# TASK DETAILS:
Write every record out again exactly, and keep images out of it.

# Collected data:
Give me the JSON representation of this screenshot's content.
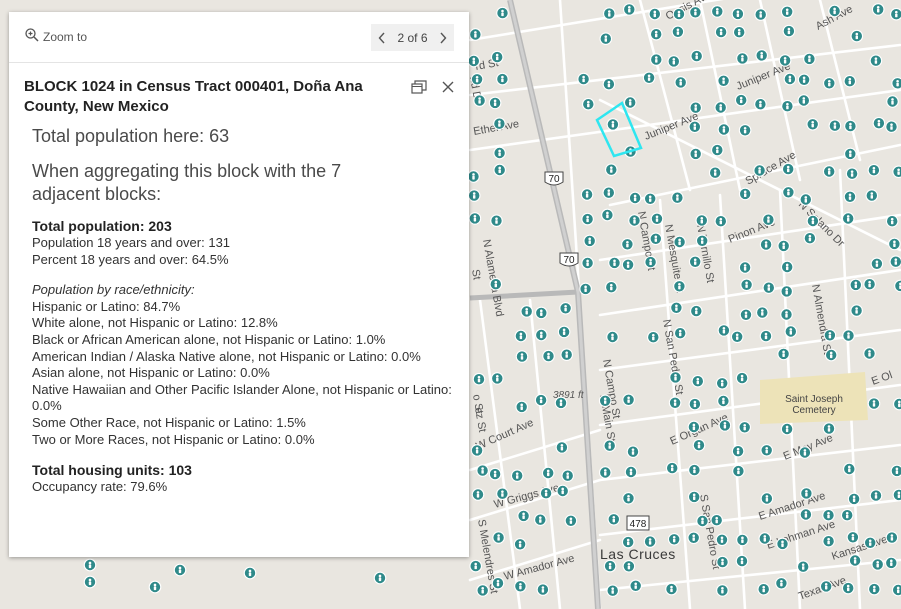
{
  "map": {
    "streets": [
      "Oasis Ave",
      "Ash Ave",
      "Juniper Ave",
      "Juniper Ave",
      "Ethel Ave",
      "Spruce Ave",
      "N Solano Dr",
      "Pinon Ave",
      "N Almendra St",
      "N Tornillo St",
      "N Mesquite St",
      "N Campo St",
      "N Alameda Blvd",
      "N San Pedro St",
      "N Campo St",
      "N Main St",
      "E Organ Ave",
      "E May Ave",
      "E Amador Ave",
      "E Lohman Ave",
      "Kansas Ave",
      "Texas Ave",
      "W Court Ave",
      "W Griggs Ave",
      "W Amador Ave",
      "S Melendres St",
      "S San Pedro St",
      "E Ol"
    ],
    "route_70_a": "70",
    "route_70_b": "70",
    "route_478": "478",
    "elevation": "3891 ft",
    "city": "Las Cruces",
    "cemetery": "Saint Joseph\nCemetery",
    "partial_labels": [
      "nd Dr",
      "rd St",
      "o St",
      "ez St",
      "St"
    ],
    "colors": {
      "marker": "#2f8a8a",
      "selection": "#2ee6f0",
      "road": "#ffffff",
      "highway": "#bdbdbd",
      "park": "#ede3b8",
      "land": "#e9e6e0"
    },
    "marker_icon": "person-pin-icon"
  },
  "popup": {
    "zoom_label": "Zoom to",
    "pager": "2 of 6",
    "title": "BLOCK 1024 in Census Tract 000401, Doña Ana County, New Mexico",
    "total_here": "Total population here: 63",
    "aggregate_note": "When aggregating this block with the 7 adjacent blocks:",
    "total_pop": "Total population: 203",
    "pop18": "Population 18 years and over: 131",
    "pct18": "Percent 18 years and over: 64.5%",
    "race_heading": "Population by race/ethnicity:",
    "race": [
      "Hispanic or Latino: 84.7%",
      "White alone, not Hispanic or Latino: 12.8%",
      "Black or African American alone, not Hispanic or Latino: 1.0%",
      "American Indian / Alaska Native alone, not Hispanic or Latino: 0.0%",
      "Asian alone, not Hispanic or Latino: 0.0%",
      "Native Hawaiian and Other Pacific Islander Alone, not Hispanic or Latino: 0.0%",
      "Some Other Race, not Hispanic or Latino: 1.5%",
      "Two or More Races, not Hispanic or Latino: 0.0%"
    ],
    "housing": "Total housing units: 103",
    "occupancy": "Occupancy rate: 79.6%"
  }
}
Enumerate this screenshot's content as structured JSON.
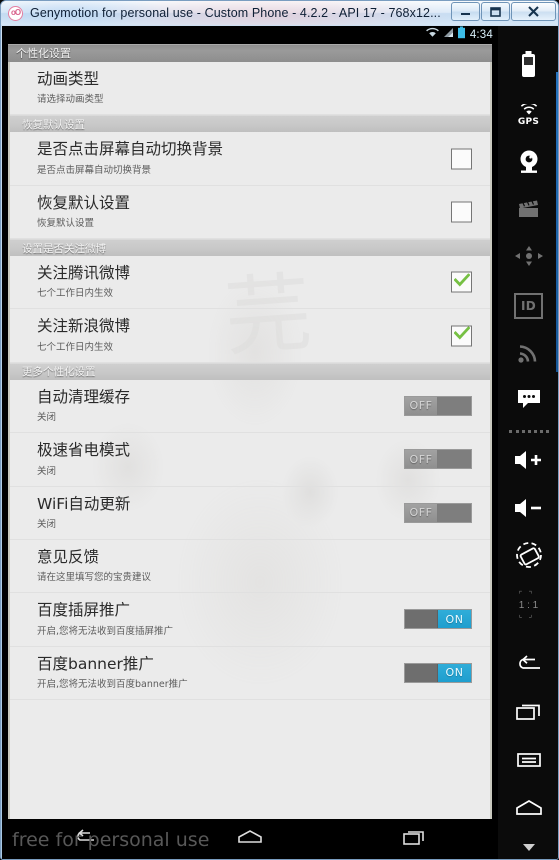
{
  "window": {
    "title": "Genymotion for personal use - Custom Phone - 4.2.2 - API 17 - 768x12...",
    "app_icon": "oO",
    "minimize_label": "Minimize",
    "maximize_label": "Maximize",
    "close_label": "Close"
  },
  "status_bar": {
    "time": "4:34",
    "wifi_icon": "wifi-icon",
    "signal_icon": "signal-icon",
    "battery_icon": "battery-icon"
  },
  "app": {
    "title": "个性化设置"
  },
  "sections": [
    {
      "header": null,
      "rows": [
        {
          "title": "动画类型",
          "summary": "请选择动画类型",
          "widget": "none"
        }
      ]
    },
    {
      "header": "恢复默认设置",
      "rows": [
        {
          "title": "是否点击屏幕自动切换背景",
          "summary": "是否点击屏幕自动切换背景",
          "widget": "checkbox",
          "checked": false
        },
        {
          "title": "恢复默认设置",
          "summary": "恢复默认设置",
          "widget": "checkbox",
          "checked": false
        }
      ]
    },
    {
      "header": "设置是否关注微博",
      "rows": [
        {
          "title": "关注腾讯微博",
          "summary": "七个工作日内生效",
          "widget": "checkbox",
          "checked": true
        },
        {
          "title": "关注新浪微博",
          "summary": "七个工作日内生效",
          "widget": "checkbox",
          "checked": true
        }
      ]
    },
    {
      "header": "更多个性化设置",
      "rows": [
        {
          "title": "自动清理缓存",
          "summary": "关闭",
          "widget": "switch",
          "switch_state": "OFF"
        },
        {
          "title": "极速省电模式",
          "summary": "关闭",
          "widget": "switch",
          "switch_state": "OFF"
        },
        {
          "title": "WiFi自动更新",
          "summary": "关闭",
          "widget": "switch",
          "switch_state": "OFF"
        },
        {
          "title": "意见反馈",
          "summary": "请在这里填写您的宝贵建议",
          "widget": "none"
        },
        {
          "title": "百度插屏推广",
          "summary": "开启,您将无法收到百度插屏推广",
          "widget": "switch",
          "switch_state": "ON"
        },
        {
          "title": "百度banner推广",
          "summary": "开启,您将无法收到百度banner推广",
          "widget": "switch",
          "switch_state": "ON"
        }
      ]
    }
  ],
  "switch_labels": {
    "on": "ON",
    "off": "OFF"
  },
  "nav_bar": {
    "watermark": "free for personal use",
    "back": "back-button",
    "home": "home-button",
    "recents": "recents-button"
  },
  "toolbar": {
    "items": [
      {
        "name": "battery-icon",
        "label": ""
      },
      {
        "name": "gps-icon",
        "label": "GPS"
      },
      {
        "name": "camera-icon",
        "label": ""
      },
      {
        "name": "video-recorder-icon",
        "label": ""
      },
      {
        "name": "dpad-icon",
        "label": ""
      },
      {
        "name": "identifiers-icon",
        "label": "ID"
      },
      {
        "name": "network-icon",
        "label": ""
      },
      {
        "name": "sms-icon",
        "label": ""
      },
      {
        "name": "volume-up-icon",
        "label": ""
      },
      {
        "name": "volume-down-icon",
        "label": ""
      },
      {
        "name": "rotate-screen-icon",
        "label": ""
      },
      {
        "name": "screen-ratio-icon",
        "label": "1 : 1"
      },
      {
        "name": "back-icon",
        "label": ""
      },
      {
        "name": "recents-icon",
        "label": ""
      },
      {
        "name": "menu-icon",
        "label": ""
      },
      {
        "name": "home-icon",
        "label": ""
      },
      {
        "name": "more-icon",
        "label": ""
      }
    ]
  },
  "colors": {
    "accent_blue": "#2fadd9",
    "check_green": "#76c043",
    "window_chrome": "#b8d2ea",
    "list_bg": "#ebebeb",
    "section_header": "#c8c8c8"
  }
}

# EXPECTED OUTPUT:
Give me the JSON representation of this screenshot's content.
{
  "map": {
    "streets": [
      "Oasis Ave",
      "Ash Ave",
      "Juniper Ave",
      "Juniper Ave",
      "Ethel Ave",
      "Spruce Ave",
      "N Solano Dr",
      "Pinon Ave",
      "N Almendra St",
      "N Tornillo St",
      "N Mesquite St",
      "N Campo St",
      "N Alameda Blvd",
      "N San Pedro St",
      "N Campo St",
      "N Main St",
      "E Organ Ave",
      "E May Ave",
      "E Amador Ave",
      "E Lohman Ave",
      "Kansas Ave",
      "Texas Ave",
      "W Court Ave",
      "W Griggs Ave",
      "W Amador Ave",
      "S Melendres St",
      "S San Pedro St",
      "E Ol"
    ],
    "route_70_a": "70",
    "route_70_b": "70",
    "route_478": "478",
    "elevation": "3891 ft",
    "city": "Las Cruces",
    "cemetery": "Saint Joseph\nCemetery",
    "partial_labels": [
      "nd Dr",
      "rd St",
      "o St",
      "ez St",
      "St"
    ],
    "colors": {
      "marker": "#2f8a8a",
      "selection": "#2ee6f0",
      "road": "#ffffff",
      "highway": "#bdbdbd",
      "park": "#ede3b8",
      "land": "#e9e6e0"
    },
    "marker_icon": "person-pin-icon"
  },
  "popup": {
    "zoom_label": "Zoom to",
    "pager": "2 of 6",
    "title": "BLOCK 1024 in Census Tract 000401, Doña Ana County, New Mexico",
    "total_here": "Total population here: 63",
    "aggregate_note": "When aggregating this block with the 7 adjacent blocks:",
    "total_pop": "Total population: 203",
    "pop18": "Population 18 years and over: 131",
    "pct18": "Percent 18 years and over: 64.5%",
    "race_heading": "Population by race/ethnicity:",
    "race": [
      "Hispanic or Latino: 84.7%",
      "White alone, not Hispanic or Latino: 12.8%",
      "Black or African American alone, not Hispanic or Latino: 1.0%",
      "American Indian / Alaska Native alone, not Hispanic or Latino: 0.0%",
      "Asian alone, not Hispanic or Latino: 0.0%",
      "Native Hawaiian and Other Pacific Islander Alone, not Hispanic or Latino: 0.0%",
      "Some Other Race, not Hispanic or Latino: 1.5%",
      "Two or More Races, not Hispanic or Latino: 0.0%"
    ],
    "housing": "Total housing units: 103",
    "occupancy": "Occupancy rate: 79.6%"
  }
}
Enumerate this screenshot's content as structured JSON.
{
  "window": {
    "title": "Genymotion for personal use - Custom Phone - 4.2.2 - API 17 - 768x12...",
    "app_icon": "oO",
    "minimize_label": "Minimize",
    "maximize_label": "Maximize",
    "close_label": "Close"
  },
  "status_bar": {
    "time": "4:34",
    "wifi_icon": "wifi-icon",
    "signal_icon": "signal-icon",
    "battery_icon": "battery-icon"
  },
  "app": {
    "title": "个性化设置"
  },
  "sections": [
    {
      "header": null,
      "rows": [
        {
          "title": "动画类型",
          "summary": "请选择动画类型",
          "widget": "none"
        }
      ]
    },
    {
      "header": "恢复默认设置",
      "rows": [
        {
          "title": "是否点击屏幕自动切换背景",
          "summary": "是否点击屏幕自动切换背景",
          "widget": "checkbox",
          "checked": false
        },
        {
          "title": "恢复默认设置",
          "summary": "恢复默认设置",
          "widget": "checkbox",
          "checked": false
        }
      ]
    },
    {
      "header": "设置是否关注微博",
      "rows": [
        {
          "title": "关注腾讯微博",
          "summary": "七个工作日内生效",
          "widget": "checkbox",
          "checked": true
        },
        {
          "title": "关注新浪微博",
          "summary": "七个工作日内生效",
          "widget": "checkbox",
          "checked": true
        }
      ]
    },
    {
      "header": "更多个性化设置",
      "rows": [
        {
          "title": "自动清理缓存",
          "summary": "关闭",
          "widget": "switch",
          "switch_state": "OFF"
        },
        {
          "title": "极速省电模式",
          "summary": "关闭",
          "widget": "switch",
          "switch_state": "OFF"
        },
        {
          "title": "WiFi自动更新",
          "summary": "关闭",
          "widget": "switch",
          "switch_state": "OFF"
        },
        {
          "title": "意见反馈",
          "summary": "请在这里填写您的宝贵建议",
          "widget": "none"
        },
        {
          "title": "百度插屏推广",
          "summary": "开启,您将无法收到百度插屏推广",
          "widget": "switch",
          "switch_state": "ON"
        },
        {
          "title": "百度banner推广",
          "summary": "开启,您将无法收到百度banner推广",
          "widget": "switch",
          "switch_state": "ON"
        }
      ]
    }
  ],
  "switch_labels": {
    "on": "ON",
    "off": "OFF"
  },
  "nav_bar": {
    "watermark": "free for personal use",
    "back": "back-button",
    "home": "home-button",
    "recents": "recents-button"
  },
  "toolbar": {
    "items": [
      {
        "name": "battery-icon",
        "label": ""
      },
      {
        "name": "gps-icon",
        "label": "GPS"
      },
      {
        "name": "camera-icon",
        "label": ""
      },
      {
        "name": "video-recorder-icon",
        "label": ""
      },
      {
        "name": "dpad-icon",
        "label": ""
      },
      {
        "name": "identifiers-icon",
        "label": "ID"
      },
      {
        "name": "network-icon",
        "label": ""
      },
      {
        "name": "sms-icon",
        "label": ""
      },
      {
        "name": "volume-up-icon",
        "label": ""
      },
      {
        "name": "volume-down-icon",
        "label": ""
      },
      {
        "name": "rotate-screen-icon",
        "label": ""
      },
      {
        "name": "screen-ratio-icon",
        "label": "1 : 1"
      },
      {
        "name": "back-icon",
        "label": ""
      },
      {
        "name": "recents-icon",
        "label": ""
      },
      {
        "name": "menu-icon",
        "label": ""
      },
      {
        "name": "home-icon",
        "label": ""
      },
      {
        "name": "more-icon",
        "label": ""
      }
    ]
  },
  "colors": {
    "accent_blue": "#2fadd9",
    "check_green": "#76c043",
    "window_chrome": "#b8d2ea",
    "list_bg": "#ebebeb",
    "section_header": "#c8c8c8"
  }
}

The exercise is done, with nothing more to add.